**OBJECTIVE**
Quote every line of the material beneath this one.

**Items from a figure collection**
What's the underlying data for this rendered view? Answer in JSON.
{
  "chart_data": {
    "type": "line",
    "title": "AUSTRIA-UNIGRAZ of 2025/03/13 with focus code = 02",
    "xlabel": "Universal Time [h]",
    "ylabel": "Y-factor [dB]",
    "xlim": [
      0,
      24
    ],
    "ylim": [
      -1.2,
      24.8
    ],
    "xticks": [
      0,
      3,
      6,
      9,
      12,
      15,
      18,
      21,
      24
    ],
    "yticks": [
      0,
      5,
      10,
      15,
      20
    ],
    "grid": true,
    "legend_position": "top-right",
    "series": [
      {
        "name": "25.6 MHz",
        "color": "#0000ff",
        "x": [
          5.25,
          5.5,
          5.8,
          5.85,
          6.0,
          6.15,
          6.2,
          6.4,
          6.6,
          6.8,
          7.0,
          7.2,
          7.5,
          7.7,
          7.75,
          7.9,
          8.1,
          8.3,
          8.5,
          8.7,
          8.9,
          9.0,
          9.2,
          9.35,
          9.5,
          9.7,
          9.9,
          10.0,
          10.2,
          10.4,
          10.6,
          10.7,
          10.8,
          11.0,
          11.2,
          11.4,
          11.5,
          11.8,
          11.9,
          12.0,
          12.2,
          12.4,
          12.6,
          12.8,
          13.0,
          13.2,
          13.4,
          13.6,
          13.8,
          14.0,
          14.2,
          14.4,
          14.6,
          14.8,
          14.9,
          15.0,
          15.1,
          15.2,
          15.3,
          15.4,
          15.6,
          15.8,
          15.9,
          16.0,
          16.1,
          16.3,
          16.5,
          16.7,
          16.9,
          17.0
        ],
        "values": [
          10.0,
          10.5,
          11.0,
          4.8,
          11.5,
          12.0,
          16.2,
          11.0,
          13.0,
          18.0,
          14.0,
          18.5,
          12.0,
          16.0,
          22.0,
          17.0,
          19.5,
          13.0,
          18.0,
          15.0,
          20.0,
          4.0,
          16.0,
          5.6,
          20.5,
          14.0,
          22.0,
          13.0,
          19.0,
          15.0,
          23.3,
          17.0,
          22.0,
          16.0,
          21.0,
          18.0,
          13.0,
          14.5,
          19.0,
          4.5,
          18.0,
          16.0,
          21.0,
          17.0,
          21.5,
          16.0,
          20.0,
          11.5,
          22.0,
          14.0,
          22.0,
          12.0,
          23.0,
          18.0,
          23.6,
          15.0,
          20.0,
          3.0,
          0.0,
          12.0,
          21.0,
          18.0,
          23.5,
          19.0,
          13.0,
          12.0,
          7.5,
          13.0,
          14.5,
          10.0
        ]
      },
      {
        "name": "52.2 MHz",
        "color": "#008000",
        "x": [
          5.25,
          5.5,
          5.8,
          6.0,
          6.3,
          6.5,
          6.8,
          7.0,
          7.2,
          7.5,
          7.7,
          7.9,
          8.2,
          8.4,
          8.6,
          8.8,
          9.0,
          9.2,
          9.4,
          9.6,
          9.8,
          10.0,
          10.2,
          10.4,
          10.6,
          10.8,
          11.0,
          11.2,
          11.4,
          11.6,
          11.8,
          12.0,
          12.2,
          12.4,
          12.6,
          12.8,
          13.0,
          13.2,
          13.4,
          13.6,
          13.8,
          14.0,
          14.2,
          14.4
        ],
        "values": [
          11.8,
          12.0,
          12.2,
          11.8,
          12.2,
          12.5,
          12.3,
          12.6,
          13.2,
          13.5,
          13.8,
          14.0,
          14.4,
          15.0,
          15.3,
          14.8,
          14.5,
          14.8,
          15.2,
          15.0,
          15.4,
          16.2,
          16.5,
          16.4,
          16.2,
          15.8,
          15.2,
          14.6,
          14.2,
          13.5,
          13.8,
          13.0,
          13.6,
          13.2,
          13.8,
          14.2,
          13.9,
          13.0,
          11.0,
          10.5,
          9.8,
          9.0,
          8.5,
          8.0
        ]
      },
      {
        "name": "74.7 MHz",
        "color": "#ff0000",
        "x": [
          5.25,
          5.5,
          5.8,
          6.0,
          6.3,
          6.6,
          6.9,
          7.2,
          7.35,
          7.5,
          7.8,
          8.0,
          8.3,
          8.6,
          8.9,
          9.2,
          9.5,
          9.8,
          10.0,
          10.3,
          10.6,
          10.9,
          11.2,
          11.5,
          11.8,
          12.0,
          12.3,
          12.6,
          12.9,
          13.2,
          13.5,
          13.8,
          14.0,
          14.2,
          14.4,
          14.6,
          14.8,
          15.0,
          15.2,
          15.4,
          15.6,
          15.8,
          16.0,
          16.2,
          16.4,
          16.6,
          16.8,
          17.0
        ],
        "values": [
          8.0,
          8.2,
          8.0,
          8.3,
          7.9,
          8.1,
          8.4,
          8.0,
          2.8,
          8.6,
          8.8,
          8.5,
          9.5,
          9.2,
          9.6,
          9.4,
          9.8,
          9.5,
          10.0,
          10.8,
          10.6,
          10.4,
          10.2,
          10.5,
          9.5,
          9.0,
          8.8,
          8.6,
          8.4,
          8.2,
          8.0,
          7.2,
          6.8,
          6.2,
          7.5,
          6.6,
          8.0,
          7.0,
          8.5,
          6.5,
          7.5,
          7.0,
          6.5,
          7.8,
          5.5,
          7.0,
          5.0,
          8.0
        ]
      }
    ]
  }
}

**TASK ANSWER**
What's the underlying data for this rendered view? Answer in JSON.
{
  "chart_data": {
    "type": "line",
    "title": "AUSTRIA-UNIGRAZ of 2025/03/13 with focus code = 02",
    "xlabel": "Universal Time [h]",
    "ylabel": "Y-factor [dB]",
    "xlim": [
      0,
      24
    ],
    "ylim": [
      -1.2,
      24.8
    ],
    "xticks": [
      0,
      3,
      6,
      9,
      12,
      15,
      18,
      21,
      24
    ],
    "yticks": [
      0,
      5,
      10,
      15,
      20
    ],
    "grid": true,
    "legend_position": "top-right",
    "series": [
      {
        "name": "25.6 MHz",
        "color": "#0000ff",
        "x": [
          5.25,
          5.5,
          5.8,
          5.85,
          6.0,
          6.15,
          6.2,
          6.4,
          6.6,
          6.8,
          7.0,
          7.2,
          7.5,
          7.7,
          7.75,
          7.9,
          8.1,
          8.3,
          8.5,
          8.7,
          8.9,
          9.0,
          9.2,
          9.35,
          9.5,
          9.7,
          9.9,
          10.0,
          10.2,
          10.4,
          10.6,
          10.7,
          10.8,
          11.0,
          11.2,
          11.4,
          11.5,
          11.8,
          11.9,
          12.0,
          12.2,
          12.4,
          12.6,
          12.8,
          13.0,
          13.2,
          13.4,
          13.6,
          13.8,
          14.0,
          14.2,
          14.4,
          14.6,
          14.8,
          14.9,
          15.0,
          15.1,
          15.2,
          15.3,
          15.4,
          15.6,
          15.8,
          15.9,
          16.0,
          16.1,
          16.3,
          16.5,
          16.7,
          16.9,
          17.0
        ],
        "values": [
          10.0,
          10.5,
          11.0,
          4.8,
          11.5,
          12.0,
          16.2,
          11.0,
          13.0,
          18.0,
          14.0,
          18.5,
          12.0,
          16.0,
          22.0,
          17.0,
          19.5,
          13.0,
          18.0,
          15.0,
          20.0,
          4.0,
          16.0,
          5.6,
          20.5,
          14.0,
          22.0,
          13.0,
          19.0,
          15.0,
          23.3,
          17.0,
          22.0,
          16.0,
          21.0,
          18.0,
          13.0,
          14.5,
          19.0,
          4.5,
          18.0,
          16.0,
          21.0,
          17.0,
          21.5,
          16.0,
          20.0,
          11.5,
          22.0,
          14.0,
          22.0,
          12.0,
          23.0,
          18.0,
          23.6,
          15.0,
          20.0,
          3.0,
          0.0,
          12.0,
          21.0,
          18.0,
          23.5,
          19.0,
          13.0,
          12.0,
          7.5,
          13.0,
          14.5,
          10.0
        ]
      },
      {
        "name": "52.2 MHz",
        "color": "#008000",
        "x": [
          5.25,
          5.5,
          5.8,
          6.0,
          6.3,
          6.5,
          6.8,
          7.0,
          7.2,
          7.5,
          7.7,
          7.9,
          8.2,
          8.4,
          8.6,
          8.8,
          9.0,
          9.2,
          9.4,
          9.6,
          9.8,
          10.0,
          10.2,
          10.4,
          10.6,
          10.8,
          11.0,
          11.2,
          11.4,
          11.6,
          11.8,
          12.0,
          12.2,
          12.4,
          12.6,
          12.8,
          13.0,
          13.2,
          13.4,
          13.6,
          13.8,
          14.0,
          14.2,
          14.4
        ],
        "values": [
          11.8,
          12.0,
          12.2,
          11.8,
          12.2,
          12.5,
          12.3,
          12.6,
          13.2,
          13.5,
          13.8,
          14.0,
          14.4,
          15.0,
          15.3,
          14.8,
          14.5,
          14.8,
          15.2,
          15.0,
          15.4,
          16.2,
          16.5,
          16.4,
          16.2,
          15.8,
          15.2,
          14.6,
          14.2,
          13.5,
          13.8,
          13.0,
          13.6,
          13.2,
          13.8,
          14.2,
          13.9,
          13.0,
          11.0,
          10.5,
          9.8,
          9.0,
          8.5,
          8.0
        ]
      },
      {
        "name": "74.7 MHz",
        "color": "#ff0000",
        "x": [
          5.25,
          5.5,
          5.8,
          6.0,
          6.3,
          6.6,
          6.9,
          7.2,
          7.35,
          7.5,
          7.8,
          8.0,
          8.3,
          8.6,
          8.9,
          9.2,
          9.5,
          9.8,
          10.0,
          10.3,
          10.6,
          10.9,
          11.2,
          11.5,
          11.8,
          12.0,
          12.3,
          12.6,
          12.9,
          13.2,
          13.5,
          13.8,
          14.0,
          14.2,
          14.4,
          14.6,
          14.8,
          15.0,
          15.2,
          15.4,
          15.6,
          15.8,
          16.0,
          16.2,
          16.4,
          16.6,
          16.8,
          17.0
        ],
        "values": [
          8.0,
          8.2,
          8.0,
          8.3,
          7.9,
          8.1,
          8.4,
          8.0,
          2.8,
          8.6,
          8.8,
          8.5,
          9.5,
          9.2,
          9.6,
          9.4,
          9.8,
          9.5,
          10.0,
          10.8,
          10.6,
          10.4,
          10.2,
          10.5,
          9.5,
          9.0,
          8.8,
          8.6,
          8.4,
          8.2,
          8.0,
          7.2,
          6.8,
          6.2,
          7.5,
          6.6,
          8.0,
          7.0,
          8.5,
          6.5,
          7.5,
          7.0,
          6.5,
          7.8,
          5.5,
          7.0,
          5.0,
          8.0
        ]
      }
    ]
  }
}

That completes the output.